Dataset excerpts
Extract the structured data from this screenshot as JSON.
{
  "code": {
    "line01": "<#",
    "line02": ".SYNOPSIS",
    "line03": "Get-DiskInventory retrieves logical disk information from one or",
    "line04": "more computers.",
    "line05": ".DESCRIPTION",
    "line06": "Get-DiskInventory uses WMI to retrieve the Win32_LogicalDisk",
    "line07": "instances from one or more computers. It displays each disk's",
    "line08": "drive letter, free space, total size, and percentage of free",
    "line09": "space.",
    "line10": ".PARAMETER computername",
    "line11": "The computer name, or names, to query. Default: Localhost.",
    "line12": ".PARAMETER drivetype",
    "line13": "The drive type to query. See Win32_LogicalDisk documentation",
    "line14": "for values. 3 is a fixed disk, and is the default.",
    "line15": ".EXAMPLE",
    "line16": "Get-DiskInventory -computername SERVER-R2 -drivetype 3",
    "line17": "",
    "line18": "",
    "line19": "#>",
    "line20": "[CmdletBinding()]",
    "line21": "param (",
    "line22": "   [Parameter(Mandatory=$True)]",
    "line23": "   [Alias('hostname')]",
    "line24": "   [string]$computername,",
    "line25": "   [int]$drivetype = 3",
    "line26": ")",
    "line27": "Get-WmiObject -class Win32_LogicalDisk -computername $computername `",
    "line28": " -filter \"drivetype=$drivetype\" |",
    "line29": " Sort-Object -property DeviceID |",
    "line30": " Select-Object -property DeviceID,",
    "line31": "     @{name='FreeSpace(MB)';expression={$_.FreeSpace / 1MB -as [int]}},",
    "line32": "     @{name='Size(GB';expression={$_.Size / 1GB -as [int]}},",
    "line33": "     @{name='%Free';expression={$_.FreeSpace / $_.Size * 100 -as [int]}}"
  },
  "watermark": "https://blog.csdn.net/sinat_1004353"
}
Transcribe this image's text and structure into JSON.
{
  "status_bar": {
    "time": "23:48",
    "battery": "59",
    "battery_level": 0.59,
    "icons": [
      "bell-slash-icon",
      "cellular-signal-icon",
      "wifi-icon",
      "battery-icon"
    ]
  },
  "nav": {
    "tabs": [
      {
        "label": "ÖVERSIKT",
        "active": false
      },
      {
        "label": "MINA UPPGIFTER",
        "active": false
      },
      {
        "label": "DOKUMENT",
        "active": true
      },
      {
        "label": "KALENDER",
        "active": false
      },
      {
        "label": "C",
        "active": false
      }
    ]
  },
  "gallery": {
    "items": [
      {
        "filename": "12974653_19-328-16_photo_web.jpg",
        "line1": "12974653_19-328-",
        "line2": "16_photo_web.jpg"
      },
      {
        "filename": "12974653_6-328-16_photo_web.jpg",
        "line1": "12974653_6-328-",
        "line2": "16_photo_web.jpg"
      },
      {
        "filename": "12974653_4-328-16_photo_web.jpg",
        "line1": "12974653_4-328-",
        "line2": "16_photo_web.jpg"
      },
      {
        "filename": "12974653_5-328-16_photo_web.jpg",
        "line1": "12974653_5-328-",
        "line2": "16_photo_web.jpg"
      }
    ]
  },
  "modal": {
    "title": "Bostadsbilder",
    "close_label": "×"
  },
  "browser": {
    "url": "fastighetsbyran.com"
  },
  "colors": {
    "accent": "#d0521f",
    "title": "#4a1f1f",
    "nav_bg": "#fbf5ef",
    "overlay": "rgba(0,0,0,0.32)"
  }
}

§ EXERCISE OBJECTIVE
Your answer should be a single number: the count of lines that contain "filename".

§ THE REPLY
4